Short exercise: Copy, from the entries below, each line in which the string "MERCURE" appears.

Supplied data:
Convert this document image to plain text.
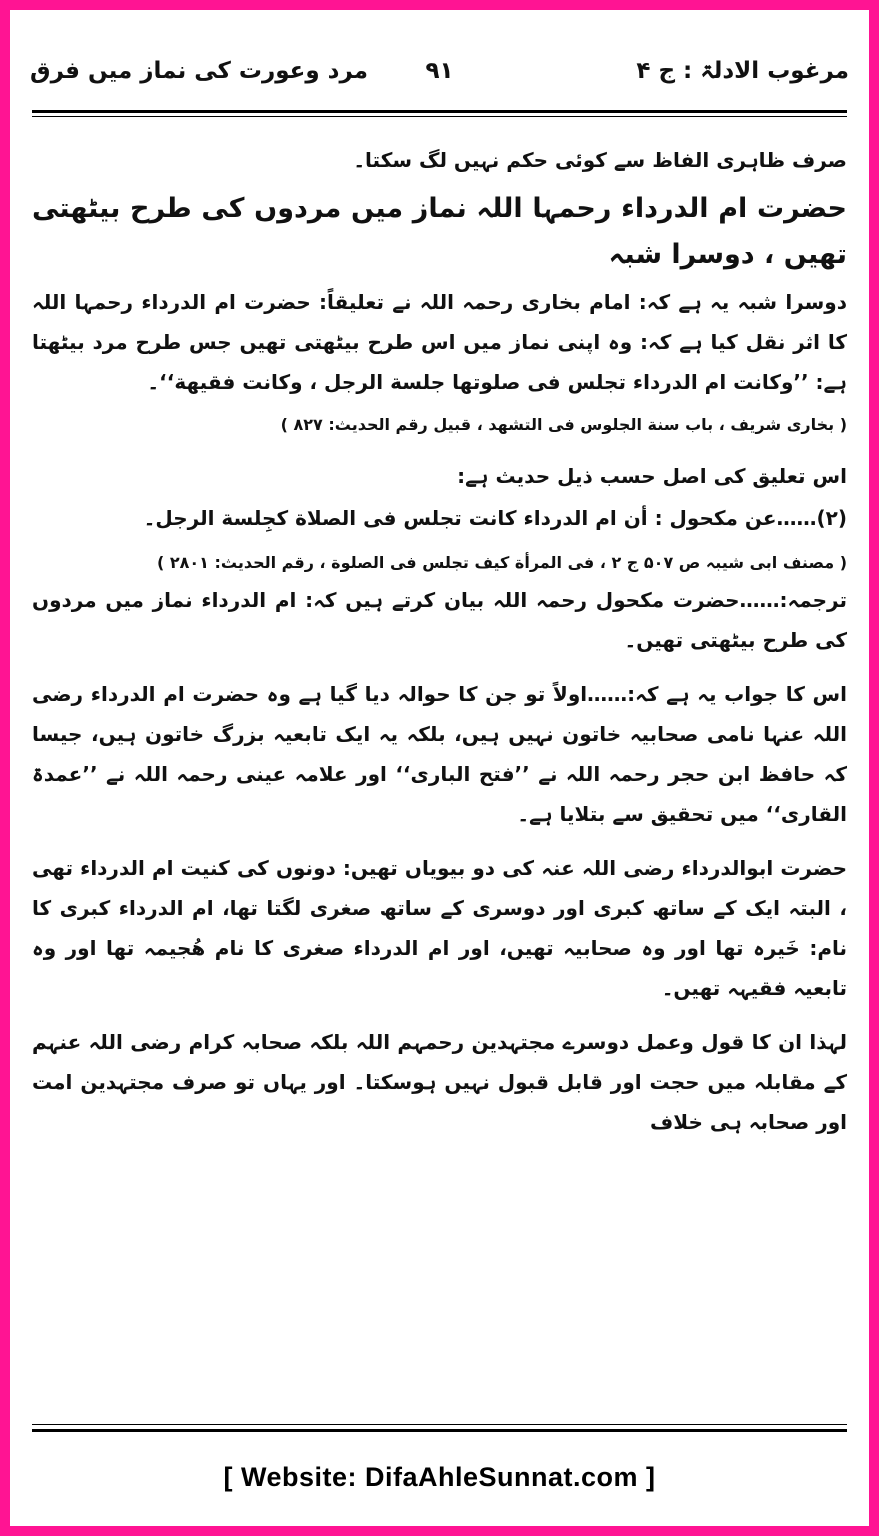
مرغوب الادلۃ : ج ۴
۹۱
مرد وعورت کی نماز میں فرق

صرف ظاہری الفاظ سے کوئی حکم نہیں لگ سکتا۔

حضرت ام الدرداء رحمہا اللہ نماز میں مردوں کی طرح بیٹھتی تھیں ، دوسرا شبہ

دوسرا شبہ یہ ہے کہ: امام بخاری رحمہ اللہ نے تعلیقاً: حضرت ام الدرداء رحمہا اللہ کا اثر نقل کیا ہے کہ: وہ اپنی نماز میں اس طرح بیٹھتی تھیں جس طرح مرد بیٹھتا ہے: ’’وکانت ام الدرداء تجلس فی صلوتها جلسة الرجل ، وکانت فقيهة‘‘۔

( بخاری شریف ، باب سنة الجلوس فی التشهد ، قبيل رقم الحديث: ۸۲۷ )

اس تعلیق کی اصل حسب ذیل حدیث ہے:

(۲)……عن مكحول : أن ام الدرداء كانت تجلس فی الصلاة كجِلسة الرجل۔

( مصنف ابی شیبہ ص ۵۰۷ ج ۲ ، فی المرأة كيف تجلس فی الصلوة ، رقم الحديث: ۲۸۰۱ )

ترجمہ:……حضرت مکحول رحمہ اللہ بیان کرتے ہیں کہ: ام الدرداء نماز میں مردوں کی طرح بیٹھتی تھیں۔

اس کا جواب یہ ہے کہ:……اولاً تو جن کا حوالہ دیا گیا ہے وہ حضرت ام الدرداء رضی اللہ عنہا نامی صحابیہ خاتون نہیں ہیں، بلکہ یہ ایک تابعیہ بزرگ خاتون ہیں، جیسا کہ حافظ ابن حجر رحمہ اللہ نے ’’فتح الباری‘‘ اور علامہ عینی رحمہ اللہ نے ’’عمدۃ القاری‘‘ میں تحقیق سے بتلایا ہے۔

حضرت ابوالدرداء رضی اللہ عنہ کی دو بیویاں تھیں: دونوں کی کنیت ام الدرداء تھی ، البتہ ایک کے ساتھ کبری اور دوسری کے ساتھ صغری لگتا تھا، ام الدرداء کبری کا نام: خَیرہ تھا اور وہ صحابیہ تھیں، اور ام الدرداء صغری کا نام ھُجیمہ تھا اور وہ تابعیہ فقیہہ تھیں۔

لہذا ان کا قول وعمل دوسرے مجتہدین رحمہم اللہ بلکہ صحابہ کرام رضی اللہ عنہم کے مقابلہ میں حجت اور قابل قبول نہیں ہوسکتا۔ اور یہاں تو صرف مجتہدین امت اور صحابہ ہی خلاف

[ Website: DifaAhleSunnat.com ]
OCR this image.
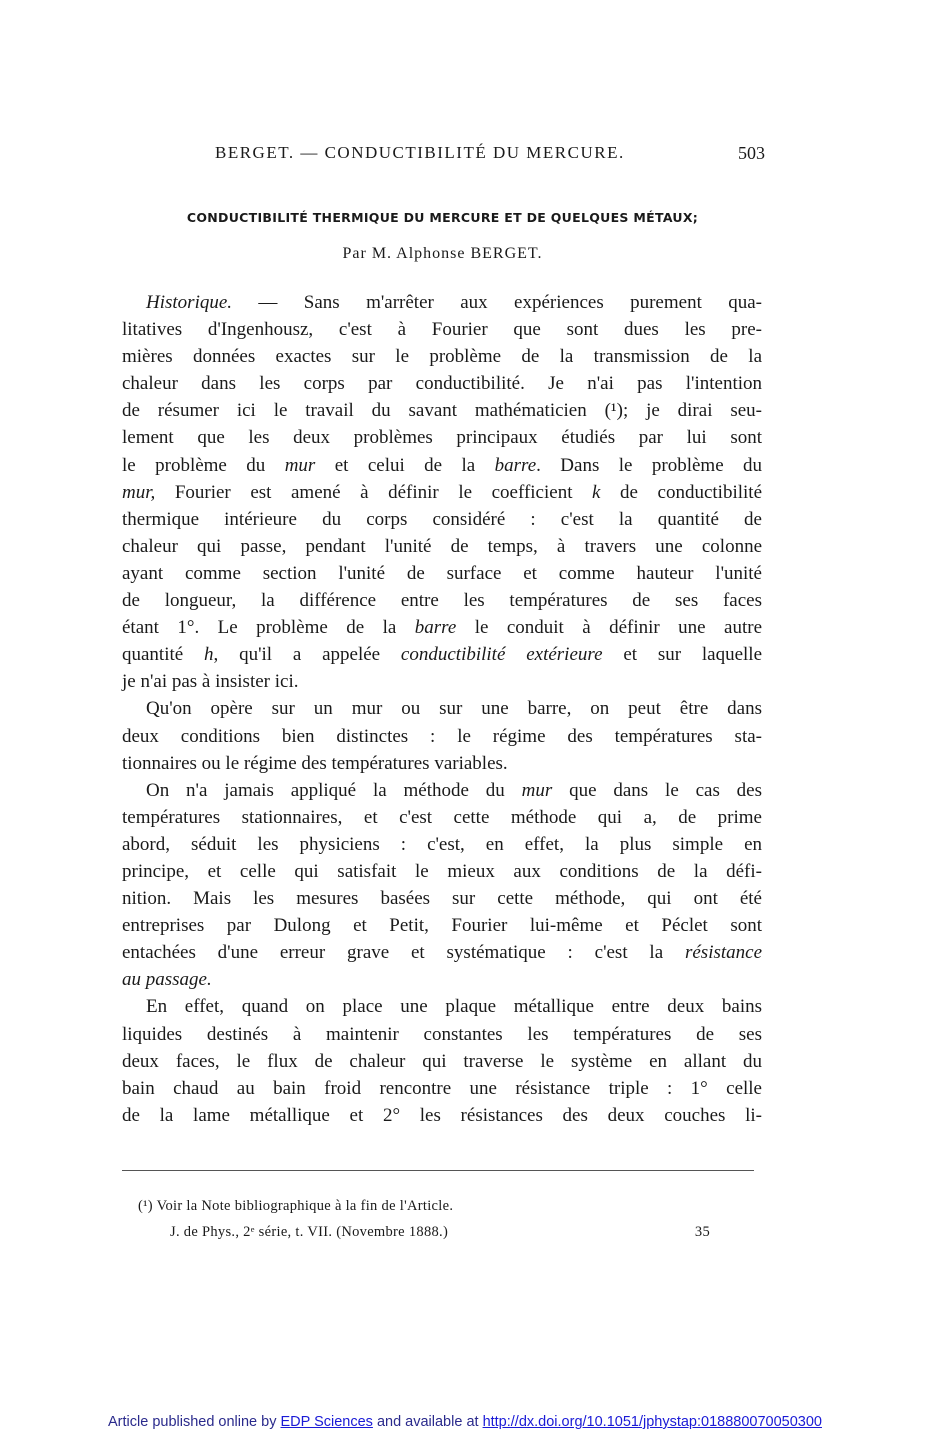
BERGET. — CONDUCTIBILITÉ DU MERCURE.	503
CONDUCTIBILITÉ THERMIQUE DU MERCURE ET DE QUELQUES MÉTAUX;
Par M. Alphonse BERGET.
Historique. — Sans m'arrêter aux expériences purement qua-
litatives d'Ingenhousz, c'est à Fourier que sont dues les pre-
mières données exactes sur le problème de la transmission de la
chaleur dans les corps par conductibilité. Je n'ai pas l'intention
de résumer ici le travail du savant mathématicien (¹); je dirai seu-
lement que les deux problèmes principaux étudiés par lui sont
le problème du mur et celui de la barre. Dans le problème du
mur, Fourier est amené à définir le coefficient k de conductibilité
thermique intérieure du corps considéré : c'est la quantité de
chaleur qui passe, pendant l'unité de temps, à travers une colonne
ayant comme section l'unité de surface et comme hauteur l'unité
de longueur, la différence entre les températures de ses faces
étant 1°. Le problème de la barre le conduit à définir une autre
quantité h, qu'il a appelée conductibilité extérieure et sur laquelle
je n'ai pas à insister ici.
Qu'on opère sur un mur ou sur une barre, on peut être dans
deux conditions bien distinctes : le régime des températures sta-
tionnaires ou le régime des températures variables.
On n'a jamais appliqué la méthode du mur que dans le cas des
températures stationnaires, et c'est cette méthode qui a, de prime
abord, séduit les physiciens : c'est, en effet, la plus simple en
principe, et celle qui satisfait le mieux aux conditions de la défi-
nition. Mais les mesures basées sur cette méthode, qui ont été
entreprises par Dulong et Petit, Fourier lui-même et Péclet sont
entachées d'une erreur grave et systématique : c'est la résistance
au passage.
En effet, quand on place une plaque métallique entre deux bains
liquides destinés à maintenir constantes les températures de ses
deux faces, le flux de chaleur qui traverse le système en allant du
bain chaud au bain froid rencontre une résistance triple : 1° celle
de la lame métallique et 2° les résistances des deux couches li-
(¹) Voir la Note bibliographique à la fin de l'Article.
J. de Phys., 2ᵉ série, t. VII. (Novembre 1888.)	35
Article published online by EDP Sciences and available at http://dx.doi.org/10.1051/jphystap:018880070050300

Right answer:
BERGET. — CONDUCTIBILITÉ DU MERCURE.	503
CONDUCTIBILITÉ THERMIQUE DU MERCURE ET DE QUELQUES MÉTAUX;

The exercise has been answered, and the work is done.